(Entries from a visual dataset)
* * * * * * * * *
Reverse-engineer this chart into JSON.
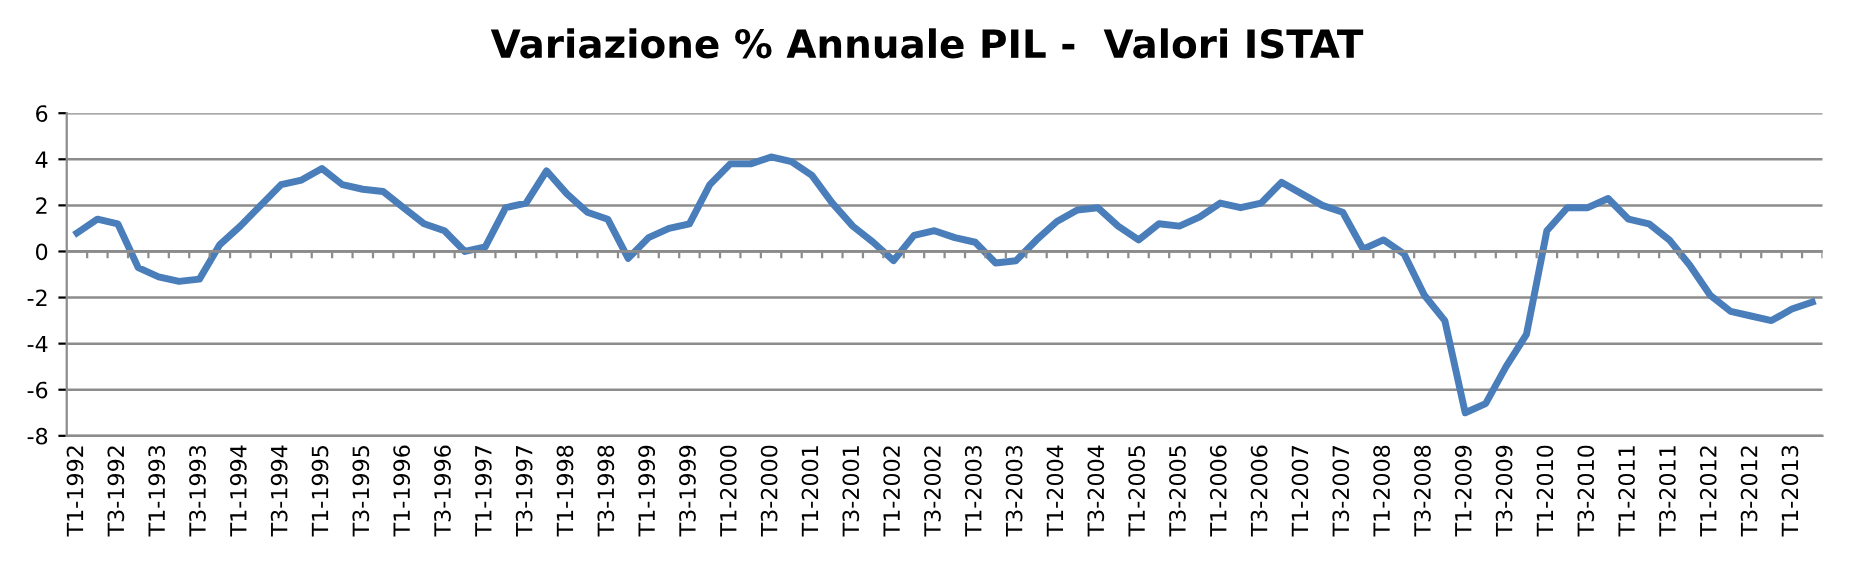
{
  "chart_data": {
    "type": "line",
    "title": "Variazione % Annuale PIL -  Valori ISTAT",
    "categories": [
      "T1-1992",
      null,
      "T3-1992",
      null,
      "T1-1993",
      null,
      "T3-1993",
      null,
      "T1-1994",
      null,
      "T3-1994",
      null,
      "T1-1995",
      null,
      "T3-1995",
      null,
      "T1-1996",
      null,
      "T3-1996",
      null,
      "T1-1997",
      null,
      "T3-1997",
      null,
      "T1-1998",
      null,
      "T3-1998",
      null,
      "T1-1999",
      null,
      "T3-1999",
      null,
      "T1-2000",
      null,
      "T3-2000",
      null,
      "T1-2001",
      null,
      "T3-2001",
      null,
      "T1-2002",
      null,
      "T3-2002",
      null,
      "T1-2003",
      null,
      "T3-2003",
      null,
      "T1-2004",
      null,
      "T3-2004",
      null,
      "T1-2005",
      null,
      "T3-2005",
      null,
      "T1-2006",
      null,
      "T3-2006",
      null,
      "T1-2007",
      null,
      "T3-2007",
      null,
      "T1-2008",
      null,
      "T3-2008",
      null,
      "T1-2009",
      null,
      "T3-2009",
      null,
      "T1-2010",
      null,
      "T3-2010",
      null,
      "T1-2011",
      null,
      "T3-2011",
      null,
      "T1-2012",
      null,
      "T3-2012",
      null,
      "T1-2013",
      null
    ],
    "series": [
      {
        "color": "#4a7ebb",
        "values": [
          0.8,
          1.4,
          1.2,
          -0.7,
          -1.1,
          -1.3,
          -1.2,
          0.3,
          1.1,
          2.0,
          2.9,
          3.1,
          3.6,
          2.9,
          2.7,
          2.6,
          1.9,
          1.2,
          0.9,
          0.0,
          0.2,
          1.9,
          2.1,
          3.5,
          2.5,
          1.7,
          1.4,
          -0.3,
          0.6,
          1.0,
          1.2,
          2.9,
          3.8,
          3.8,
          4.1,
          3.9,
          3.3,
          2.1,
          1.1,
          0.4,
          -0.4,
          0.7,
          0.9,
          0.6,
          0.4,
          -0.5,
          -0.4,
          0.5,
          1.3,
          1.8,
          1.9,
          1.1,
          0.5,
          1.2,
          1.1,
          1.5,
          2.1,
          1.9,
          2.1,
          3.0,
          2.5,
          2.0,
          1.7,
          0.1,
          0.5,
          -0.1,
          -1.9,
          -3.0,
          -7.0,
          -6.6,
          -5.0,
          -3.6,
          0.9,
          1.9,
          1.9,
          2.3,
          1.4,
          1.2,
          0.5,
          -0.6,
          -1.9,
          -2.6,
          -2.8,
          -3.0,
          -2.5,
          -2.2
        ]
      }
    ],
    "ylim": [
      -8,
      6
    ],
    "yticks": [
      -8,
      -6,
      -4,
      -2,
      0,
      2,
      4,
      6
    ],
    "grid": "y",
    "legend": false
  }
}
* * * * * * * * *
(Exercise aim)
Excluding the pictures, restate the records above word for word.

(Finished exercise)
Reverse-engineer this chart into JSON.
{
  "chart_data": {
    "type": "line",
    "title": "Variazione % Annuale PIL -  Valori ISTAT",
    "categories": [
      "T1-1992",
      null,
      "T3-1992",
      null,
      "T1-1993",
      null,
      "T3-1993",
      null,
      "T1-1994",
      null,
      "T3-1994",
      null,
      "T1-1995",
      null,
      "T3-1995",
      null,
      "T1-1996",
      null,
      "T3-1996",
      null,
      "T1-1997",
      null,
      "T3-1997",
      null,
      "T1-1998",
      null,
      "T3-1998",
      null,
      "T1-1999",
      null,
      "T3-1999",
      null,
      "T1-2000",
      null,
      "T3-2000",
      null,
      "T1-2001",
      null,
      "T3-2001",
      null,
      "T1-2002",
      null,
      "T3-2002",
      null,
      "T1-2003",
      null,
      "T3-2003",
      null,
      "T1-2004",
      null,
      "T3-2004",
      null,
      "T1-2005",
      null,
      "T3-2005",
      null,
      "T1-2006",
      null,
      "T3-2006",
      null,
      "T1-2007",
      null,
      "T3-2007",
      null,
      "T1-2008",
      null,
      "T3-2008",
      null,
      "T1-2009",
      null,
      "T3-2009",
      null,
      "T1-2010",
      null,
      "T3-2010",
      null,
      "T1-2011",
      null,
      "T3-2011",
      null,
      "T1-2012",
      null,
      "T3-2012",
      null,
      "T1-2013",
      null
    ],
    "series": [
      {
        "color": "#4a7ebb",
        "values": [
          0.8,
          1.4,
          1.2,
          -0.7,
          -1.1,
          -1.3,
          -1.2,
          0.3,
          1.1,
          2.0,
          2.9,
          3.1,
          3.6,
          2.9,
          2.7,
          2.6,
          1.9,
          1.2,
          0.9,
          0.0,
          0.2,
          1.9,
          2.1,
          3.5,
          2.5,
          1.7,
          1.4,
          -0.3,
          0.6,
          1.0,
          1.2,
          2.9,
          3.8,
          3.8,
          4.1,
          3.9,
          3.3,
          2.1,
          1.1,
          0.4,
          -0.4,
          0.7,
          0.9,
          0.6,
          0.4,
          -0.5,
          -0.4,
          0.5,
          1.3,
          1.8,
          1.9,
          1.1,
          0.5,
          1.2,
          1.1,
          1.5,
          2.1,
          1.9,
          2.1,
          3.0,
          2.5,
          2.0,
          1.7,
          0.1,
          0.5,
          -0.1,
          -1.9,
          -3.0,
          -7.0,
          -6.6,
          -5.0,
          -3.6,
          0.9,
          1.9,
          1.9,
          2.3,
          1.4,
          1.2,
          0.5,
          -0.6,
          -1.9,
          -2.6,
          -2.8,
          -3.0,
          -2.5,
          -2.2
        ]
      }
    ],
    "ylim": [
      -8,
      6
    ],
    "yticks": [
      -8,
      -6,
      -4,
      -2,
      0,
      2,
      4,
      6
    ],
    "grid": "y",
    "legend": false
  }
}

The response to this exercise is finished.